_WHAT YOU HAVE TO DO:_ Wherever "about" appears in a line, copy that line.

-*-*-

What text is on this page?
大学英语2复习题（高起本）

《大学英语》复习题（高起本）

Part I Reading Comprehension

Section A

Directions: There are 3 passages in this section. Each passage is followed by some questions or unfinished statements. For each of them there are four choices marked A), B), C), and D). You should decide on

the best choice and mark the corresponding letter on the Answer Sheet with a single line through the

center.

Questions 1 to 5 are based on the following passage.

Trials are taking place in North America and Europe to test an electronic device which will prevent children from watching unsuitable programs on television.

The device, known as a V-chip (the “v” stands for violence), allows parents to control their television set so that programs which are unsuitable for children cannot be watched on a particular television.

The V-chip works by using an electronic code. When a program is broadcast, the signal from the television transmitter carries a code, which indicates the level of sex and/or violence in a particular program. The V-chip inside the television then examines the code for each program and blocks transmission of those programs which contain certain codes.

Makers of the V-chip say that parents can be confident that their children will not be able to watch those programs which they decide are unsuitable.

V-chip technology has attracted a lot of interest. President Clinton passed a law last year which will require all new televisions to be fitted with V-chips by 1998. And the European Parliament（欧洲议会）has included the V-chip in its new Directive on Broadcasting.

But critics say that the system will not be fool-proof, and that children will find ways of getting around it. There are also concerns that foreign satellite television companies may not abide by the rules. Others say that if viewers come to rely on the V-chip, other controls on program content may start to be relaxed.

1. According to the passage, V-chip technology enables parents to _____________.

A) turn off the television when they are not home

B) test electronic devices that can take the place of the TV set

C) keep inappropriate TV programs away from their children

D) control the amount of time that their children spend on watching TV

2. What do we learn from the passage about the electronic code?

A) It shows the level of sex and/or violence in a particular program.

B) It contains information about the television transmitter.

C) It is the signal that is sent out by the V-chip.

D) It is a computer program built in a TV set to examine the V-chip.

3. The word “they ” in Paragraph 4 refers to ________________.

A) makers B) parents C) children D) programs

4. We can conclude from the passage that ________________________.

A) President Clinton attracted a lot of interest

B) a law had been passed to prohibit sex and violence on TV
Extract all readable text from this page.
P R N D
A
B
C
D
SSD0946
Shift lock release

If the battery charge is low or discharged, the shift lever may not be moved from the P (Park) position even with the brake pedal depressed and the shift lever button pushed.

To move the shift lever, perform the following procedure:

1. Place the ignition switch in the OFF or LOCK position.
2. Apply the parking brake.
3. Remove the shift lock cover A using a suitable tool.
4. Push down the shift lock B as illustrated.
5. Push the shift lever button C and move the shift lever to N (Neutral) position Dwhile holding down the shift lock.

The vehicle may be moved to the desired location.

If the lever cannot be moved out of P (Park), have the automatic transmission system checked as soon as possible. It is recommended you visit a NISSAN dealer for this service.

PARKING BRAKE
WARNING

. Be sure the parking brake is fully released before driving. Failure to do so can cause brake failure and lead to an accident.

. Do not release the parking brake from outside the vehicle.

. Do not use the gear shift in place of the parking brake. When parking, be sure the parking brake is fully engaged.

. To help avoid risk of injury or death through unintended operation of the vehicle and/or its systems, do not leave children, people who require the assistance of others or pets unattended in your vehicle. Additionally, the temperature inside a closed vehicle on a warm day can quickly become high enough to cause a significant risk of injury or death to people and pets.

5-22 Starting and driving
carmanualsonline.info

-*-*-

_EXERCISE RESULT:_
2. What do we learn from the passage about the electronic code?
B) It contains information about the television transmitter.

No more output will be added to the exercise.